--- START OF Record set ---
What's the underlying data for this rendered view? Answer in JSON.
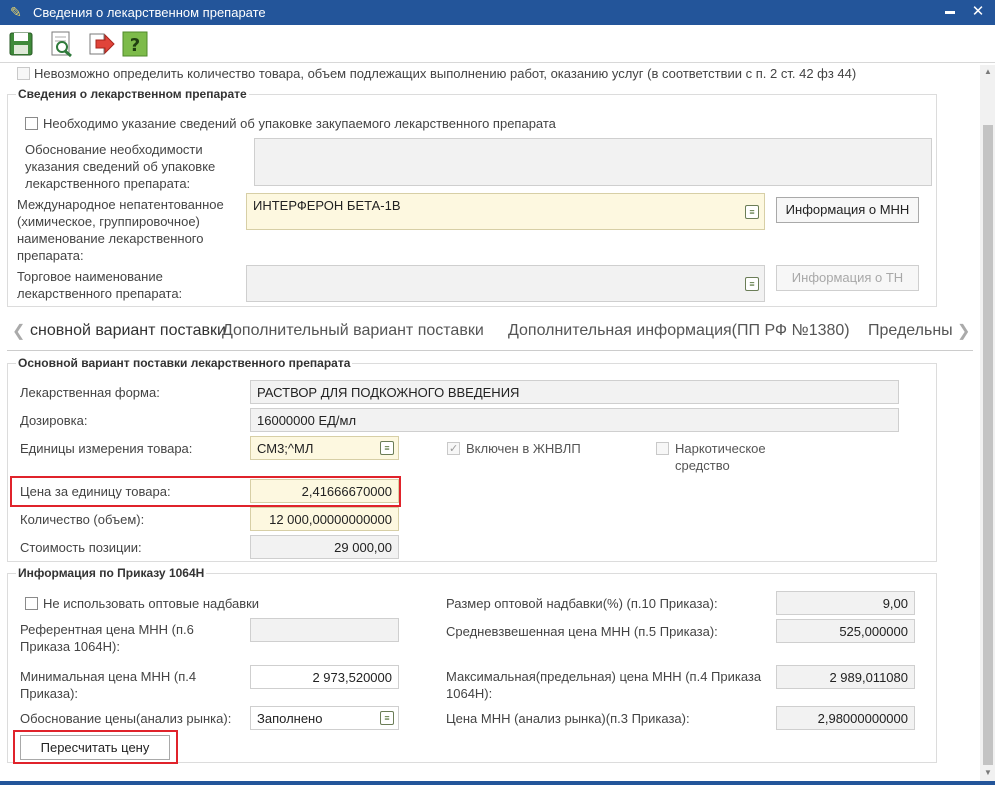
{
  "window": {
    "title": "Сведения о лекарственном препарате",
    "minimize_label": "▬",
    "close_label": "✕"
  },
  "toolbar": {
    "icons": [
      "save-icon",
      "preview-icon",
      "export-icon",
      "help-icon"
    ]
  },
  "top_checkbox_label": "Невозможно определить количество товара, объем подлежащих выполнению работ, оказанию услуг (в соответствии с п. 2 ст. 42 фз 44)",
  "drug_info": {
    "legend": "Сведения о лекарственном препарате",
    "packaging_checkbox_label": "Необходимо указание сведений об упаковке закупаемого лекарственного препарата",
    "packaging_reason_label": "Обоснование необходимости указания сведений об упаковке лекарственного препарата:",
    "packaging_reason_value": "",
    "mnn_label": "Международное непатентованное (химическое, группировочное) наименование лекарственного препарата:",
    "mnn_value": "ИНТЕРФЕРОН БЕТА-1B",
    "mnn_button": "Информация о МНН",
    "trade_name_label": "Торговое наименование лекарственного препарата:",
    "trade_name_value": "",
    "tn_button": "Информация о ТН"
  },
  "tabs": [
    {
      "label": "сновной вариант поставки",
      "active": true
    },
    {
      "label": "Дополнительный вариант поставки",
      "active": false
    },
    {
      "label": "Дополнительная информация(ПП РФ №1380)",
      "active": false
    },
    {
      "label": "Предельны",
      "active": false
    }
  ],
  "tab_arrows": {
    "left": "❮",
    "right": "❯"
  },
  "main_variant": {
    "legend": "Основной вариант поставки лекарственного препарата",
    "form_label": "Лекарственная форма:",
    "form_value": "РАСТВОР ДЛЯ ПОДКОЖНОГО ВВЕДЕНИЯ",
    "dosage_label": "Дозировка:",
    "dosage_value": "16000000 ЕД/мл",
    "units_label": "Единицы измерения товара:",
    "units_value": "СМ3;^МЛ",
    "zhnvlp_label": "Включен в ЖНВЛП",
    "zhnvlp_checked": true,
    "narcotic_label_1": "Наркотическое",
    "narcotic_label_2": "средство",
    "narcotic_checked": false,
    "price_label": "Цена за единицу товара:",
    "price_value": "2,41666670000",
    "qty_label": "Количество (объем):",
    "qty_value": "12 000,00000000000",
    "cost_label": "Стоимость позиции:",
    "cost_value": "29 000,00"
  },
  "order_1064": {
    "legend": "Информация по Приказу 1064Н",
    "no_wholesale_label": "Не использовать оптовые надбавки",
    "ref_price_label": "Референтная цена МНН (п.6 Приказа 1064Н):",
    "ref_price_value": "",
    "min_price_label": "Минимальная цена МНН (п.4 Приказа):",
    "min_price_value": "2 973,520000",
    "price_reason_label": "Обоснование цены(анализ рынка):",
    "price_reason_value": "Заполнено",
    "wholesale_markup_label": "Размер оптовой надбавки(%) (п.10 Приказа):",
    "wholesale_markup_value": "9,00",
    "weighted_price_label": "Средневзвешенная цена МНН (п.5 Приказа):",
    "weighted_price_value": "525,000000",
    "max_price_label": "Максимальная(предельная) цена МНН (п.4 Приказа 1064Н):",
    "max_price_value": "2 989,011080",
    "market_price_label": "Цена МНН (анализ рынка)(п.3 Приказа):",
    "market_price_value": "2,98000000000",
    "recalc_button": "Пересчитать цену"
  },
  "colors": {
    "titlebar": "#23559a",
    "highlight": "#e0232b",
    "required_field": "#fdf8e0"
  }
}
--- END OF Record set ---
## The problem
Copy down every line of the material above that includes the string "сведений".

## Task response
    "packaging_checkbox_label": "Необходимо указание сведений об упаковке закупаемого лекарственного препарата",
    "packaging_reason_label": "Обоснование необходимости указания сведений об упаковке лекарственного препарата:",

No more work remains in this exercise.